EXERCISE OBJECTIVE ▸ Every line of the material is to be quoted verbatim, minus the pictures.
BEGIN DATASET EXTRACT
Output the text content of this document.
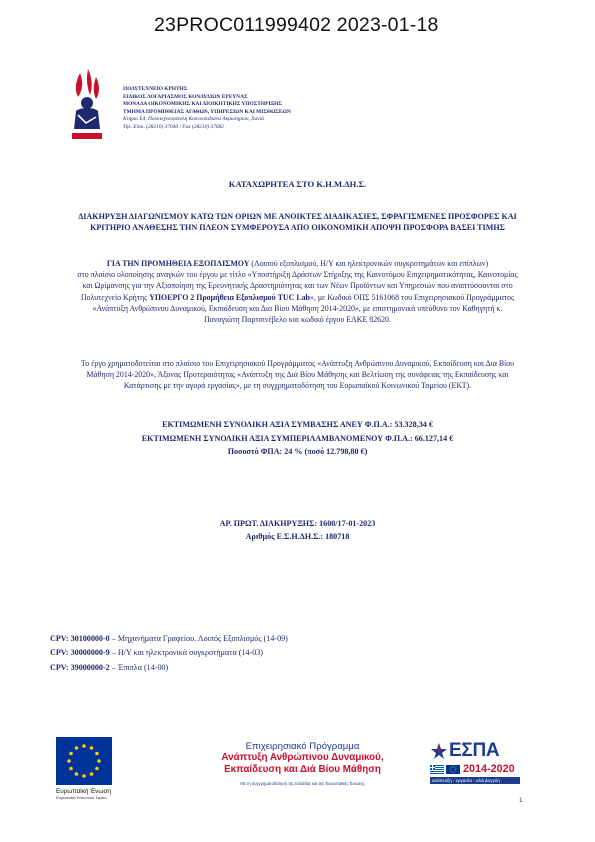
23PROC011999402 2023-01-18
ΠΟΛΥΤΕΧΝΕΙΟ ΚΡΗΤΗΣ
ΕΙΔΙΚΟΣ ΛΟΓΑΡΙΑΣΜΟΣ ΚΟΝΔΥΛΙΩΝ ΕΡΕΥΝΑΣ
ΜΟΝΑΔΑ ΟΙΚΟΝΟΜΙΚΗΣ ΚΑΙ ΔΙΟΙΚΗΤΙΚΗΣ ΥΠΟΣΤΗΡΙΞΗΣ
ΤΜΗΜΑ ΠΡΟΜΗΘΕΙΑΣ ΑΓΑΘΩΝ, ΥΠΗΡΕΣΙΩΝ ΚΑΙ ΜΙΣΘΩΣΕΩΝ
Κτήριο Ε4, Πολυτεχνειούπολη Κουνουπιδιανά Ακρωτηρίου, Χανιά
Τηλ. Επικ. (28210) 37040 / Fax (28210) 37082
ΚΑΤΑΧΩΡΗΤΕΑ ΣΤΟ Κ.Η.Μ.ΔΗ.Σ.
ΔΙΑΚΗΡΥΞΗ ΔΙΑΓΩΝΙΣΜΟΥ ΚΑΤΩ ΤΩΝ ΟΡΙΩΝ ΜΕ ΑΝΟΙΚΤΕΣ ΔΙΑΔΙΚΑΣΙΕΣ, ΣΦΡΑΓΙΣΜΕΝΕΣ ΠΡΟΣΦΟΡΕΣ ΚΑΙ ΚΡΙΤΗΡΙΟ ΑΝΑΘΕΣΗΣ ΤΗΝ ΠΛΕΟΝ ΣΥΜΦΕΡΟΥΣΑ ΑΠΟ ΟΙΚΟΝΟΜΙΚΗ ΑΠΟΨΗ ΠΡΟΣΦΟΡΑ ΒΑΣΕΙ ΤΙΜΗΣ
ΓΙΑ ΤΗΝ ΠΡΟΜΗΘΕΙΑ ΕΞΟΠΛΙΣΜΟΥ (Λοιπού εξοπλισμού, Η/Υ και ηλεκτρονικών συγκροτημάτων και επίπλων)
στο πλαίσιο υλοποίησης αναγκών του έργου με τίτλο «Υποστήριξη Δράσεων Στήριξης της Καινοτόμου Επιχειρηματικότητας, Καινοτομίας και Ωρίμανσης για την Αξιοποίηση της Ερευνητικής Δραστηριότητας και των Νέων Προϊόντων και Υπηρεσιών που αναπτύσσονται στο Πολυτεχνείο Κρήτης ΥΠΟΕΡΓΟ 2 Προμήθεια Εξοπλισμού TUC Lab», με Κωδικό ΟΠΣ 5161068 του Επιχειρησιακού Προγράμματος «Ανάπτυξη Ανθρώπινου Δυναμικού, Εκπαίδευση και Δια Βίου Μάθηση 2014-2020», με επιστημονικά υπεύθυνο τον Καθηγητή κ. Παναγιώτη Παρτσινέβελο και κωδικό έργου ΕΛΚΕ 82620.
Το έργο χρηματοδοτείται στο πλαίσιο του Επιχειρησιακού Προγράμματος «Ανάπτυξη Ανθρώπινου Δυναμικού, Εκπαίδευση και Δια Βίου Μάθηση 2014-2020», Άξονας Προτεραιότητας «Ανάπτυξη της Διά Βίου Μάθησης και Βελτίωση της συνάφειας της Εκπαίδευσης και Κατάρτισης με την αγορά εργασίας», με τη συγχρηματοδότηση του Ευρωπαϊκού Κοινωνικού Ταμείου (ΕΚΤ).
ΕΚΤΙΜΩΜΕΝΗ ΣΥΝΟΛΙΚΗ ΑΞΙΑ ΣΥΜΒΑΣΗΣ ΑΝΕΥ Φ.Π.Α.: 53.328,34 €
ΕΚΤΙΜΩΜΕΝΗ ΣΥΝΟΛΙΚΗ ΑΞΙΑ ΣΥΜΠΕΡΙΛΑΜΒΑΝΟΜΕΝΟΥ Φ.Π.Α.: 66.127,14 €
Ποσοστό ΦΠΑ: 24 % (ποσό 12.798,80 €)
ΑΡ. ΠΡΩΤ. ΔΙΑΚΗΡΥΞΗΣ: 1600/17-01-2023
Αριθμός Ε.Σ.Η.ΔΗ.Σ.: 180718
CPV: 30100000-0 – Μηχανήματα Γραφείου. Λοιπός Εξοπλισμός (14-09)
CPV: 30000000-9 – Η/Υ και ηλεκτρονικά συγκροτήματα (14-03)
CPV: 39000000-2 – Έπιπλα (14-00)
Ευρωπαϊκή Ένωση
Ευρωπαϊκό Κοινωνικό Ταμείο
Επιχειρησιακό Πρόγραμμα
Ανάπτυξη Ανθρώπινου Δυναμικού,
Εκπαίδευση και Διά Βίου Μάθηση
Με τη συγχρηματοδότηση της Ελλάδας και της Ευρωπαϊκής Ένωσης
ΕΣΠΑ
2014-2020
ανάπτυξη - εργασία - αλληλεγγύη
1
END DATASET EXTRACT
FULL OUTPUT ▸
Output the text content of this document.
23PROC011999402 2023-01-18
ΠΟΛΥΤΕΧΝΕΙΟ ΚΡΗΤΗΣ
ΕΙΔΙΚΟΣ ΛΟΓΑΡΙΑΣΜΟΣ ΚΟΝΔΥΛΙΩΝ ΕΡΕΥΝΑΣ
ΜΟΝΑΔΑ ΟΙΚΟΝΟΜΙΚΗΣ ΚΑΙ ΔΙΟΙΚΗΤΙΚΗΣ ΥΠΟΣΤΗΡΙΞΗΣ
ΤΜΗΜΑ ΠΡΟΜΗΘΕΙΑΣ ΑΓΑΘΩΝ, ΥΠΗΡΕΣΙΩΝ ΚΑΙ ΜΙΣΘΩΣΕΩΝ
Κτήριο Ε4, Πολυτεχνειούπολη Κουνουπιδιανά Ακρωτηρίου, Χανιά
Τηλ. Επικ. (28210) 37040 / Fax (28210) 37082
ΚΑΤΑΧΩΡΗΤΕΑ ΣΤΟ Κ.Η.Μ.ΔΗ.Σ.
ΔΙΑΚΗΡΥΞΗ ΔΙΑΓΩΝΙΣΜΟΥ ΚΑΤΩ ΤΩΝ ΟΡΙΩΝ ΜΕ ΑΝΟΙΚΤΕΣ ΔΙΑΔΙΚΑΣΙΕΣ, ΣΦΡΑΓΙΣΜΕΝΕΣ ΠΡΟΣΦΟΡΕΣ ΚΑΙ ΚΡΙΤΗΡΙΟ ΑΝΑΘΕΣΗΣ ΤΗΝ ΠΛΕΟΝ ΣΥΜΦΕΡΟΥΣΑ ΑΠΟ ΟΙΚΟΝΟΜΙΚΗ ΑΠΟΨΗ ΠΡΟΣΦΟΡΑ ΒΑΣΕΙ ΤΙΜΗΣ
ΓΙΑ ΤΗΝ ΠΡΟΜΗΘΕΙΑ ΕΞΟΠΛΙΣΜΟΥ (Λοιπού εξοπλισμού, Η/Υ και ηλεκτρονικών συγκροτημάτων και επίπλων)
στο πλαίσιο υλοποίησης αναγκών του έργου με τίτλο «Υποστήριξη Δράσεων Στήριξης της Καινοτόμου Επιχειρηματικότητας, Καινοτομίας και Ωρίμανσης για την Αξιοποίηση της Ερευνητικής Δραστηριότητας και των Νέων Προϊόντων και Υπηρεσιών που αναπτύσσονται στο Πολυτεχνείο Κρήτης ΥΠΟΕΡΓΟ 2 Προμήθεια Εξοπλισμού TUC Lab», με Κωδικό ΟΠΣ 5161068 του Επιχειρησιακού Προγράμματος «Ανάπτυξη Ανθρώπινου Δυναμικού, Εκπαίδευση και Δια Βίου Μάθηση 2014-2020», με επιστημονικά υπεύθυνο τον Καθηγητή κ. Παναγιώτη Παρτσινέβελο και κωδικό έργου ΕΛΚΕ 82620.
Το έργο χρηματοδοτείται στο πλαίσιο του Επιχειρησιακού Προγράμματος «Ανάπτυξη Ανθρώπινου Δυναμικού, Εκπαίδευση και Δια Βίου Μάθηση 2014-2020», Άξονας Προτεραιότητας «Ανάπτυξη της Διά Βίου Μάθησης και Βελτίωση της συνάφειας της Εκπαίδευσης και Κατάρτισης με την αγορά εργασίας», με τη συγχρηματοδότηση του Ευρωπαϊκού Κοινωνικού Ταμείου (ΕΚΤ).
ΕΚΤΙΜΩΜΕΝΗ ΣΥΝΟΛΙΚΗ ΑΞΙΑ ΣΥΜΒΑΣΗΣ ΑΝΕΥ Φ.Π.Α.: 53.328,34 €
ΕΚΤΙΜΩΜΕΝΗ ΣΥΝΟΛΙΚΗ ΑΞΙΑ ΣΥΜΠΕΡΙΛΑΜΒΑΝΟΜΕΝΟΥ Φ.Π.Α.: 66.127,14 €
Ποσοστό ΦΠΑ: 24 % (ποσό 12.798,80 €)
ΑΡ. ΠΡΩΤ. ΔΙΑΚΗΡΥΞΗΣ: 1600/17-01-2023
Αριθμός Ε.Σ.Η.ΔΗ.Σ.: 180718
CPV: 30100000-0 – Μηχανήματα Γραφείου. Λοιπός Εξοπλισμός (14-09)
CPV: 30000000-9 – Η/Υ και ηλεκτρονικά συγκροτήματα (14-03)
CPV: 39000000-2 – Έπιπλα (14-00)
Ευρωπαϊκή Ένωση
Ευρωπαϊκό Κοινωνικό Ταμείο
Επιχειρησιακό Πρόγραμμα
Ανάπτυξη Ανθρώπινου Δυναμικού,
Εκπαίδευση και Διά Βίου Μάθηση
Με τη συγχρηματοδότηση της Ελλάδας και της Ευρωπαϊκής Ένωσης
ΕΣΠΑ
2014-2020
ανάπτυξη - εργασία - αλληλεγγύη
1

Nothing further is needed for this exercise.